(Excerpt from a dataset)
● ● ● ● ● ● ●
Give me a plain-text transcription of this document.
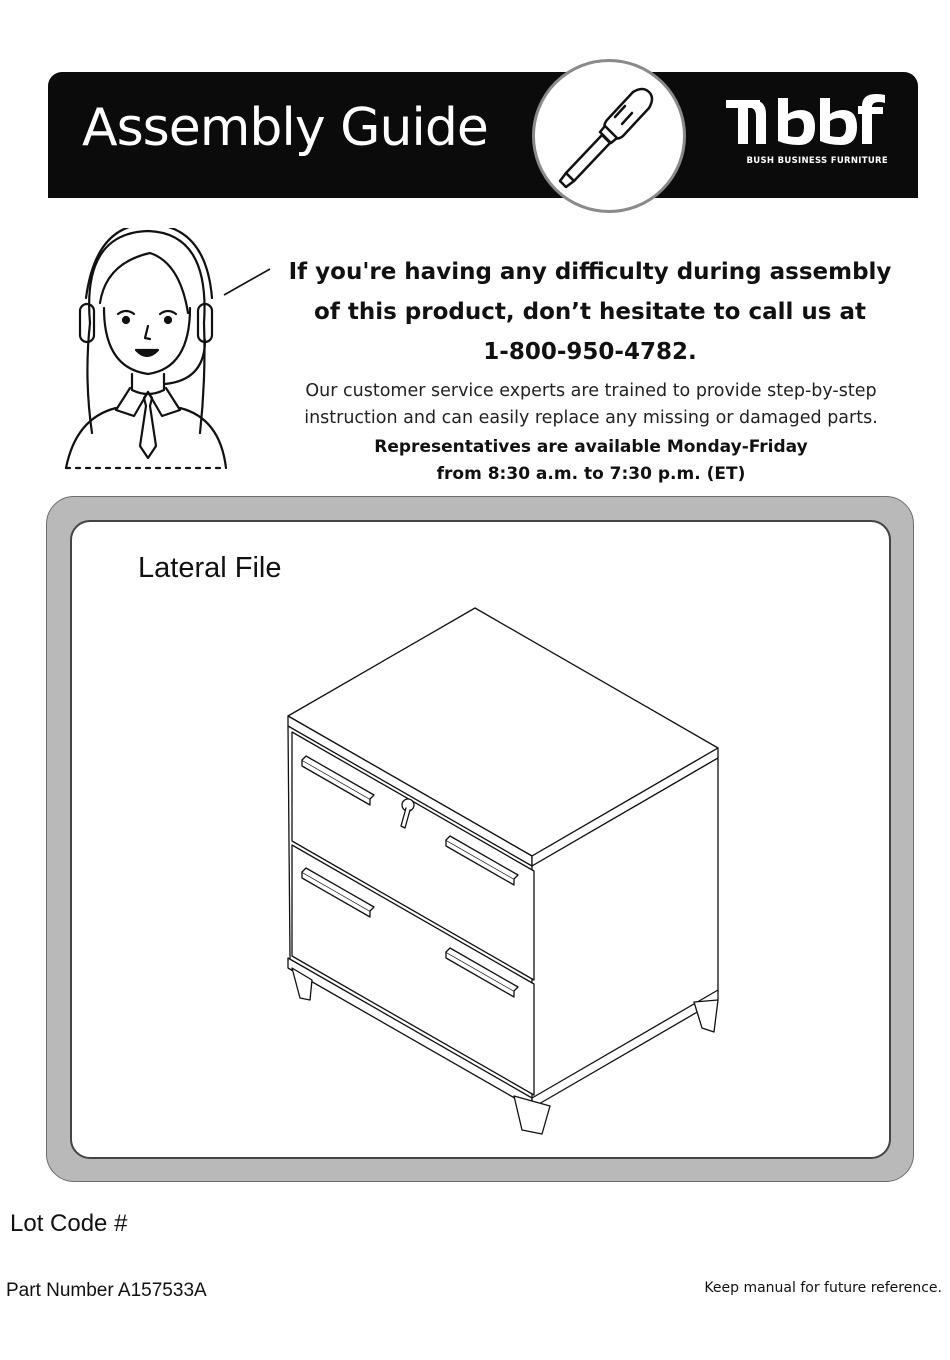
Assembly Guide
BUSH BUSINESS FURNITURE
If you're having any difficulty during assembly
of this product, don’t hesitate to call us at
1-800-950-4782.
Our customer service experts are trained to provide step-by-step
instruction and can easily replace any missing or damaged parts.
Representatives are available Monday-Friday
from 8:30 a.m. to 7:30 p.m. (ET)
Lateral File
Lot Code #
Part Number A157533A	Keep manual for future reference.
● ● ● ● ● ● ●
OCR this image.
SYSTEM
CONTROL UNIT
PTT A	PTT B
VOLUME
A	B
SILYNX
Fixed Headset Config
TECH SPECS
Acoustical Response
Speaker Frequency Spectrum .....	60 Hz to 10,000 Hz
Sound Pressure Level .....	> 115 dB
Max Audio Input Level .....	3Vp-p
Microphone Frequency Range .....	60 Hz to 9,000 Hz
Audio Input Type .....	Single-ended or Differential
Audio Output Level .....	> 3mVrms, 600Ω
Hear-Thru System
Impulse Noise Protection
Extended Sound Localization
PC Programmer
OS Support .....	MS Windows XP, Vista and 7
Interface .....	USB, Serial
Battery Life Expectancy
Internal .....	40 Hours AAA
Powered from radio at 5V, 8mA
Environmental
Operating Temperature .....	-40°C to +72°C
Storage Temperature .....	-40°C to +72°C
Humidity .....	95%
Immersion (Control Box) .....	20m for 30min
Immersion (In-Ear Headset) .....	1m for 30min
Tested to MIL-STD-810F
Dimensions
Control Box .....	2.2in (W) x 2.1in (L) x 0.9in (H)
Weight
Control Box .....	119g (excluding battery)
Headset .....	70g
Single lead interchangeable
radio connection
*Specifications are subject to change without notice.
● ● ● ● ● ● ●
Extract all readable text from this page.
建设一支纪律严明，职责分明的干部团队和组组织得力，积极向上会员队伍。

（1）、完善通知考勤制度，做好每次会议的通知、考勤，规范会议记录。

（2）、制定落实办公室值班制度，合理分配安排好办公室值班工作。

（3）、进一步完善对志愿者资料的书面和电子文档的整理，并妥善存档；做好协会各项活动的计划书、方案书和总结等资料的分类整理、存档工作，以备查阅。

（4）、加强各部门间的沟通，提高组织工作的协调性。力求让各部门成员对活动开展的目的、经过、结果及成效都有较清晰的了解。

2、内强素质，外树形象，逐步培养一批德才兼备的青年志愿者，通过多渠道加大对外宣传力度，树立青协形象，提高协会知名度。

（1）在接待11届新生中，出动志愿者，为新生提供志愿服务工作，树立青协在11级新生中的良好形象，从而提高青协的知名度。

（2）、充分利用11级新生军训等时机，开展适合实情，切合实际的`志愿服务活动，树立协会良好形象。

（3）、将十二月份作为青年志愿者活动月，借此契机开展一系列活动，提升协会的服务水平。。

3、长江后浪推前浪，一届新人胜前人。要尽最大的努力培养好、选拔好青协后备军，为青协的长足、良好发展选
● ● ● ● ● ● ●
TO DO » For this exercise, gather every line of the data that contains the word "Input".

EXERCISE RESPONSE »
Max Audio Input Level .....	3Vp-p
Audio Input Type .....	Single-ended or Differential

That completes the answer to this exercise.